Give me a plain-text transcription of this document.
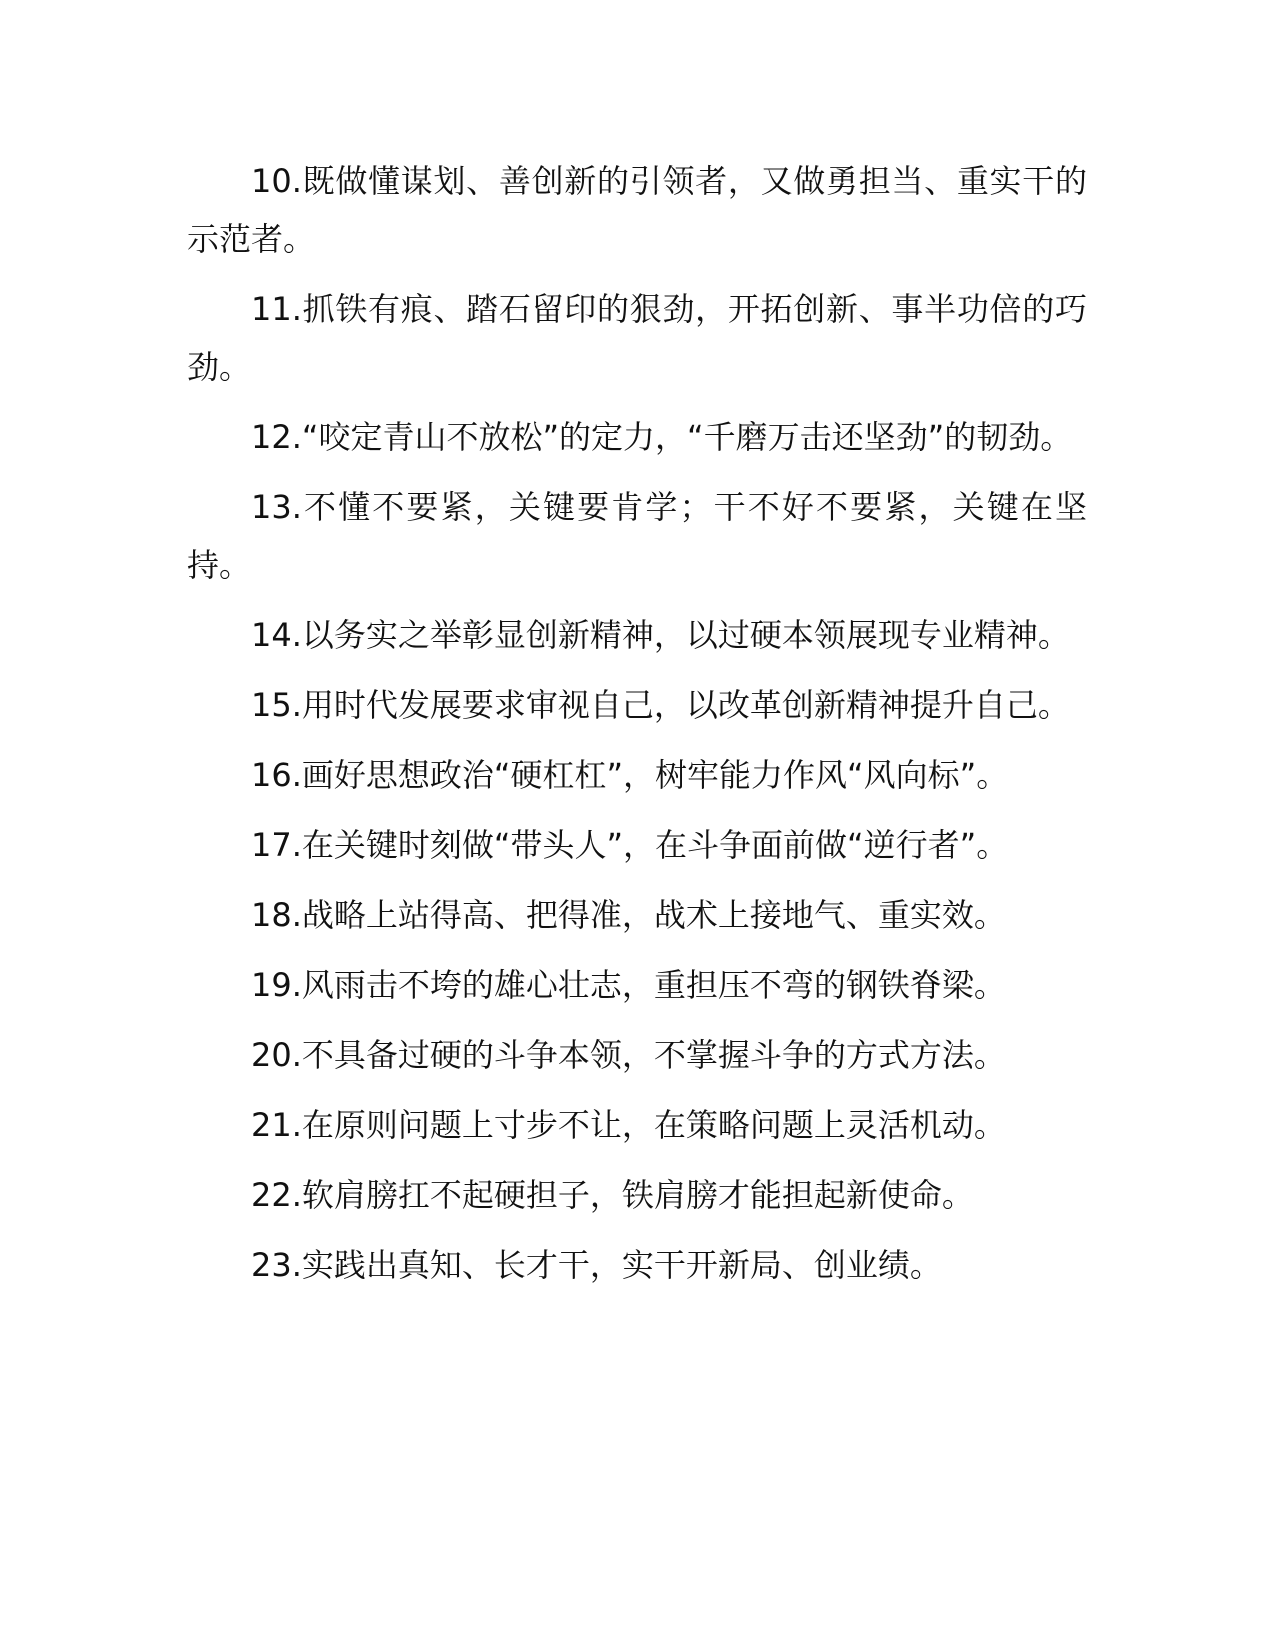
10.既做懂谋划、善创新的引领者，又做勇担当、重实干的示范者。

11.抓铁有痕、踏石留印的狠劲，开拓创新、事半功倍的巧劲。

12.“咬定青山不放松”的定力，“千磨万击还坚劲”的韧劲。

13.不懂不要紧，关键要肯学；干不好不要紧，关键在坚持。

14.以务实之举彰显创新精神，以过硬本领展现专业精神。

15.用时代发展要求审视自己，以改革创新精神提升自己。

16.画好思想政治“硬杠杠”，树牢能力作风“风向标”。

17.在关键时刻做“带头人”，在斗争面前做“逆行者”。

18.战略上站得高、把得准，战术上接地气、重实效。

19.风雨击不垮的雄心壮志，重担压不弯的钢铁脊梁。

20.不具备过硬的斗争本领，不掌握斗争的方式方法。

21.在原则问题上寸步不让，在策略问题上灵活机动。

22.软肩膀扛不起硬担子，铁肩膀才能担起新使命。

23.实践出真知、长才干，实干开新局、创业绩。
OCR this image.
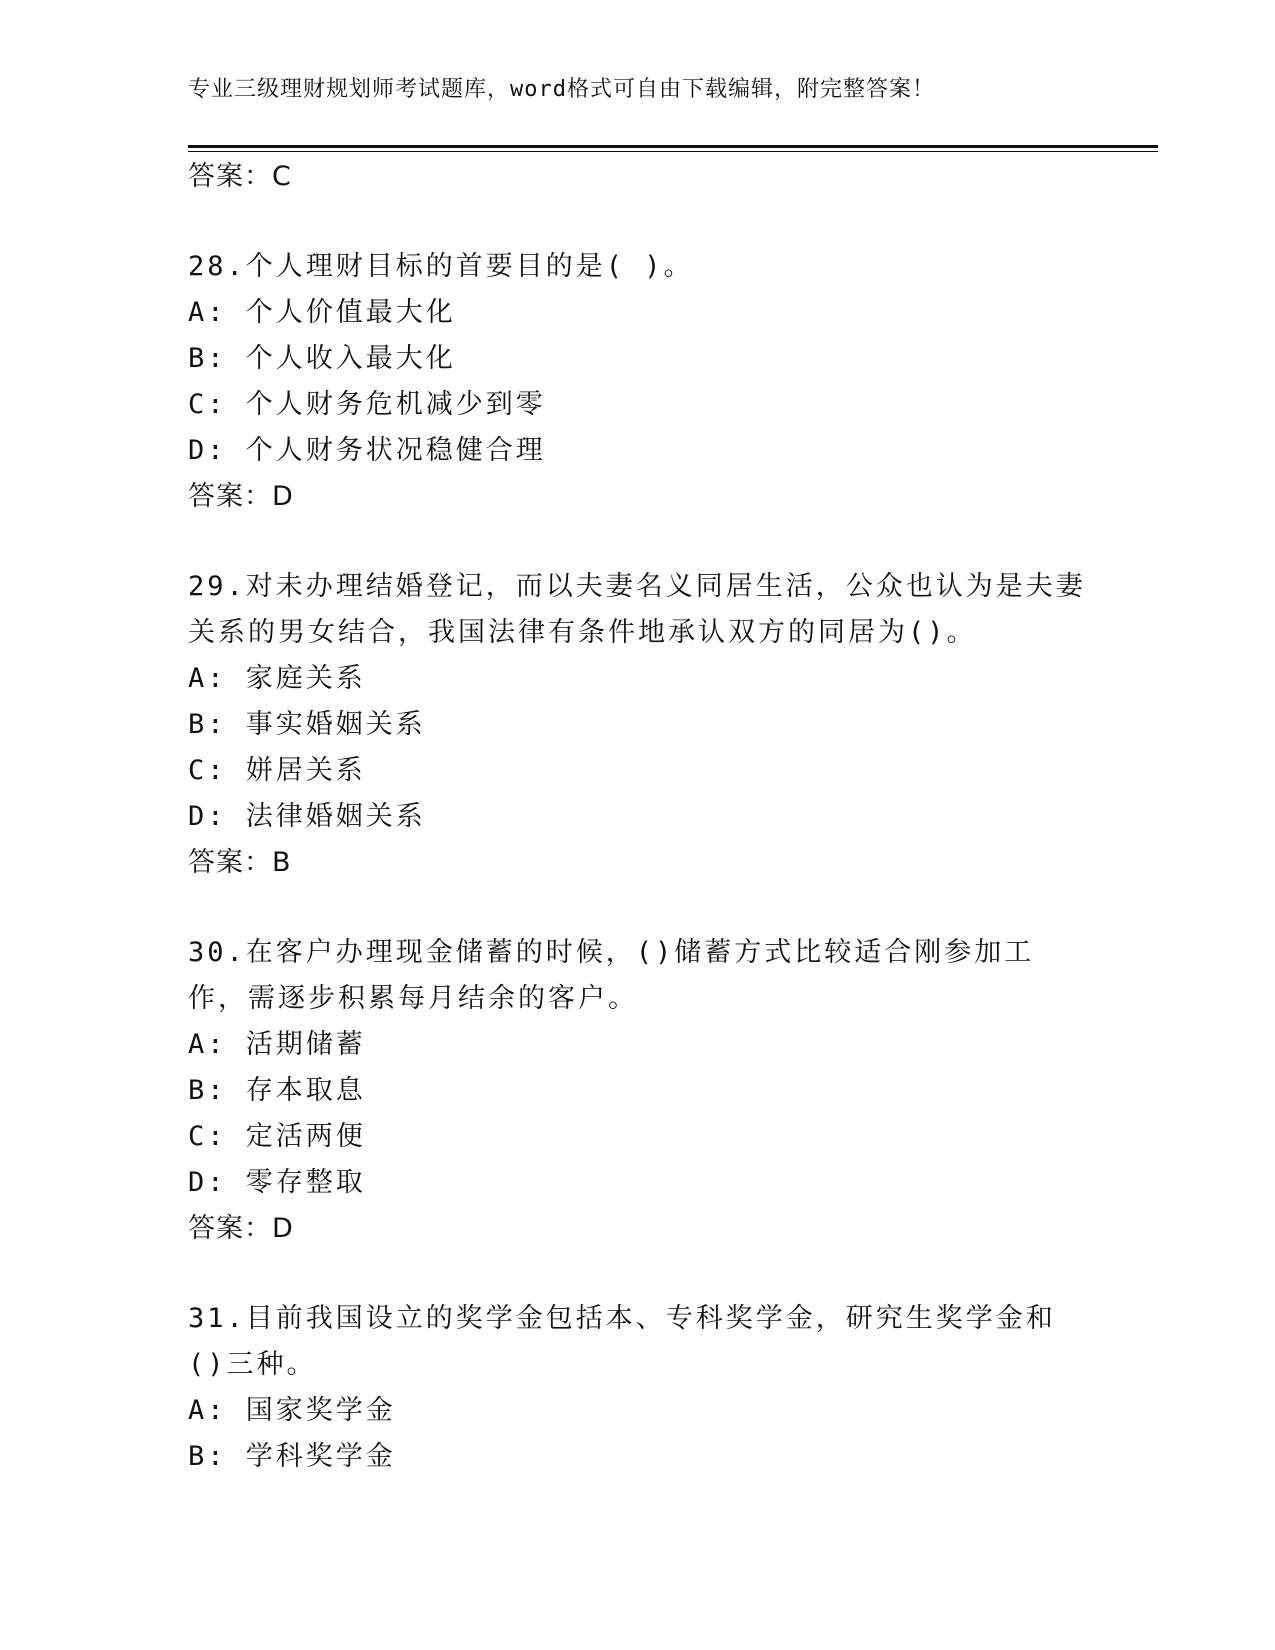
专业三级理财规划师考试题库，word格式可自由下载编辑，附完整答案！
答案：C
28.个人理财目标的首要目的是( )。
A: 个人价值最大化
B: 个人收入最大化
C: 个人财务危机减少到零
D: 个人财务状况稳健合理
答案：D
29.对未办理结婚登记，而以夫妻名义同居生活，公众也认为是夫妻关系的男女结合，我国法律有条件地承认双方的同居为()。
A: 家庭关系
B: 事实婚姻关系
C: 姘居关系
D: 法律婚姻关系
答案：B
30.在客户办理现金储蓄的时候，()储蓄方式比较适合刚参加工作，需逐步积累每月结余的客户。
A: 活期储蓄
B: 存本取息
C: 定活两便
D: 零存整取
答案：D
31.目前我国设立的奖学金包括本、专科奖学金，研究生奖学金和()三种。
A: 国家奖学金
B: 学科奖学金
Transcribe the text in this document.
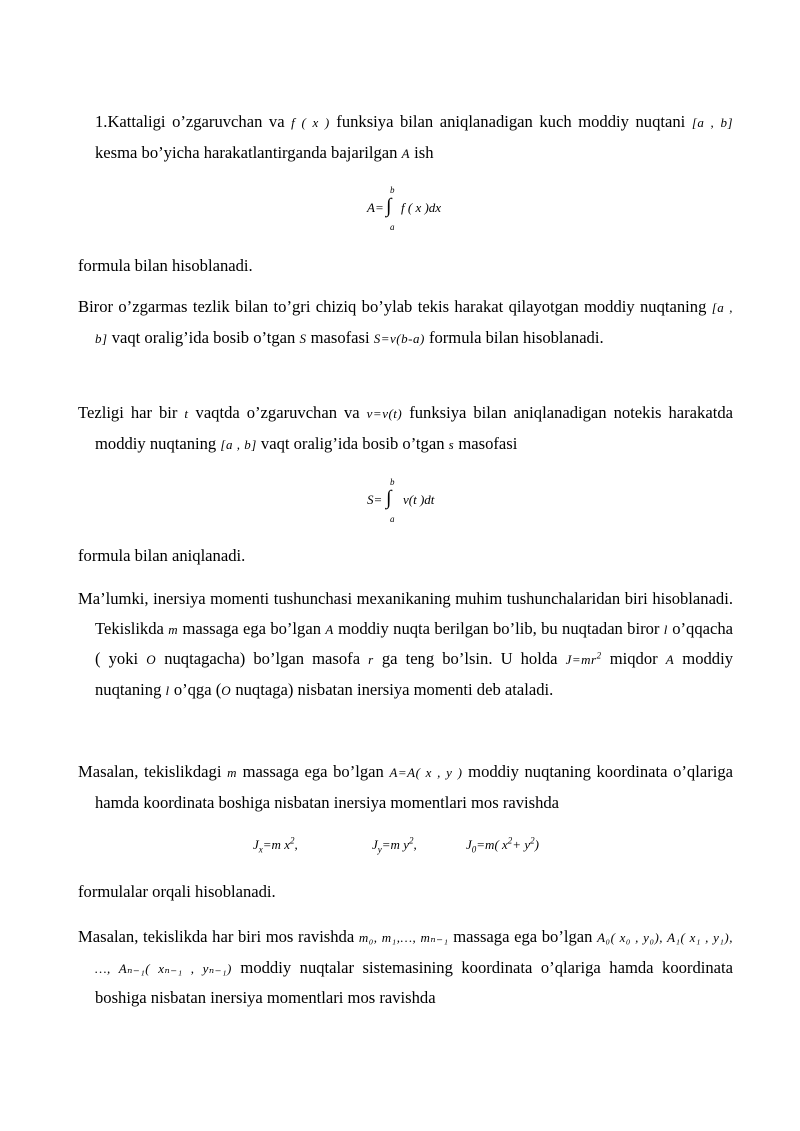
1.Kattaligi o’zgaruvchan va f ( x ) funksiya bilan aniqlanadigan kuch moddiy nuqtani [a , b] kesma bo’yicha harakatlantirganda bajarilgan A ish
A=
b
∫
a
f ( x )dx
formula bilan hisoblanadi.
Biror o’zgarmas tezlik bilan to’gri chiziq bo’ylab tekis harakat qilayotgan moddiy nuqtaning [a , b] vaqt oralig’ida bosib o’tgan S masofasi S=v(b-a) formula bilan hisoblanadi.
Tezligi har bir t vaqtda o’zgaruvchan va v=v(t) funksiya bilan aniqlanadigan notekis harakatda moddiy nuqtaning [a , b] vaqt oralig’ida bosib o’tgan s masofasi
S=
b
∫
a
v(t )dt
formula bilan aniqlanadi.
Ma’lumki, inersiya momenti tushunchasi mexanikaning muhim tushunchalaridan biri hisoblanadi. Tekislikda m massaga ega bo’lgan A moddiy nuqta berilgan bo’lib, bu nuqtadan biror l o’qqacha ( yoki O nuqtagacha) bo’lgan masofa r ga teng bo’lsin. U holda $J=mr^2$ miqdor A moddiy nuqtaning l o’qga (O nuqtaga) nisbatan inersiya momenti deb ataladi.
Masalan, tekislikdagi m massaga ega bo’lgan A=A( x , y ) moddiy nuqtaning koordinata o’qlariga hamda koordinata boshiga nisbatan inersiya momentlari mos ravishda
$J_x=m$ $x^2$,	$J_y=m$ $y^2$,	$J_0=m$( $x^2+ y^2$)
formulalar orqali hisoblanadi.
Masalan, tekislikda har biri mos ravishda m₀, m₁,…, mₙ₋₁ massaga ega bo’lgan A₀( x₀ , y₀), A₁( x₁ , y₁), …, Aₙ₋₁( xₙ₋₁ , yₙ₋₁) moddiy nuqtalar sistemasining koordinata o’qlariga hamda koordinata boshiga nisbatan inersiya momentlari mos ravishda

AIM => Write out the whole listing exactly, and drop the pictures.

RESPONSE TO THE TASK =>
Give me a plain-text transcription of this document.
10.既做懂谋划、善创新的引领者，又做勇担当、重实干的示范者。

11.抓铁有痕、踏石留印的狠劲，开拓创新、事半功倍的巧劲。

12.“咬定青山不放松”的定力，“千磨万击还坚劲”的韧劲。

13.不懂不要紧，关键要肯学；干不好不要紧，关键在坚持。

14.以务实之举彰显创新精神，以过硬本领展现专业精神。

15.用时代发展要求审视自己，以改革创新精神提升自己。

16.画好思想政治“硬杠杠”，树牢能力作风“风向标”。

17.在关键时刻做“带头人”，在斗争面前做“逆行者”。

18.战略上站得高、把得准，战术上接地气、重实效。

19.风雨击不垮的雄心壮志，重担压不弯的钢铁脊梁。

20.不具备过硬的斗争本领，不掌握斗争的方式方法。

21.在原则问题上寸步不让，在策略问题上灵活机动。

22.软肩膀扛不起硬担子，铁肩膀才能担起新使命。

23.实践出真知、长才干，实干开新局、创业绩。
OCR this image.
专业三级理财规划师考试题库，word格式可自由下载编辑，附完整答案！
答案：C
28.个人理财目标的首要目的是( )。
A: 个人价值最大化
B: 个人收入最大化
C: 个人财务危机减少到零
D: 个人财务状况稳健合理
答案：D
29.对未办理结婚登记，而以夫妻名义同居生活，公众也认为是夫妻关系的男女结合，我国法律有条件地承认双方的同居为()。
A: 家庭关系
B: 事实婚姻关系
C: 姘居关系
D: 法律婚姻关系
答案：B
30.在客户办理现金储蓄的时候，()储蓄方式比较适合刚参加工作，需逐步积累每月结余的客户。
A: 活期储蓄
B: 存本取息
C: 定活两便
D: 零存整取
答案：D
31.目前我国设立的奖学金包括本、专科奖学金，研究生奖学金和()三种。
A: 国家奖学金
B: 学科奖学金
Transcribe the text in this document.
1.Kattaligi o’zgaruvchan va f ( x ) funksiya bilan aniqlanadigan kuch moddiy nuqtani [a , b] kesma bo’yicha harakatlantirganda bajarilgan A ish
A=
b
∫
a
f ( x )dx
formula bilan hisoblanadi.
Biror o’zgarmas tezlik bilan to’gri chiziq bo’ylab tekis harakat qilayotgan moddiy nuqtaning [a , b] vaqt oralig’ida bosib o’tgan S masofasi S=v(b-a) formula bilan hisoblanadi.
Tezligi har bir t vaqtda o’zgaruvchan va v=v(t) funksiya bilan aniqlanadigan notekis harakatda moddiy nuqtaning [a , b] vaqt oralig’ida bosib o’tgan s masofasi
S=
b
∫
a
v(t )dt
formula bilan aniqlanadi.
Ma’lumki, inersiya momenti tushunchasi mexanikaning muhim tushunchalaridan biri hisoblanadi. Tekislikda m massaga ega bo’lgan A moddiy nuqta berilgan bo’lib, bu nuqtadan biror l o’qqacha ( yoki O nuqtagacha) bo’lgan masofa r ga teng bo’lsin. U holda $J=mr^2$ miqdor A moddiy nuqtaning l o’qga (O nuqtaga) nisbatan inersiya momenti deb ataladi.
Masalan, tekislikdagi m massaga ega bo’lgan A=A( x , y ) moddiy nuqtaning koordinata o’qlariga hamda koordinata boshiga nisbatan inersiya momentlari mos ravishda
$J_x=m$ $x^2$,	$J_y=m$ $y^2$,	$J_0=m$( $x^2+ y^2$)
formulalar orqali hisoblanadi.
Masalan, tekislikda har biri mos ravishda m₀, m₁,…, mₙ₋₁ massaga ega bo’lgan A₀( x₀ , y₀), A₁( x₁ , y₁), …, Aₙ₋₁( xₙ₋₁ , yₙ₋₁) moddiy nuqtalar sistemasining koordinata o’qlariga hamda koordinata boshiga nisbatan inersiya momentlari mos ravishda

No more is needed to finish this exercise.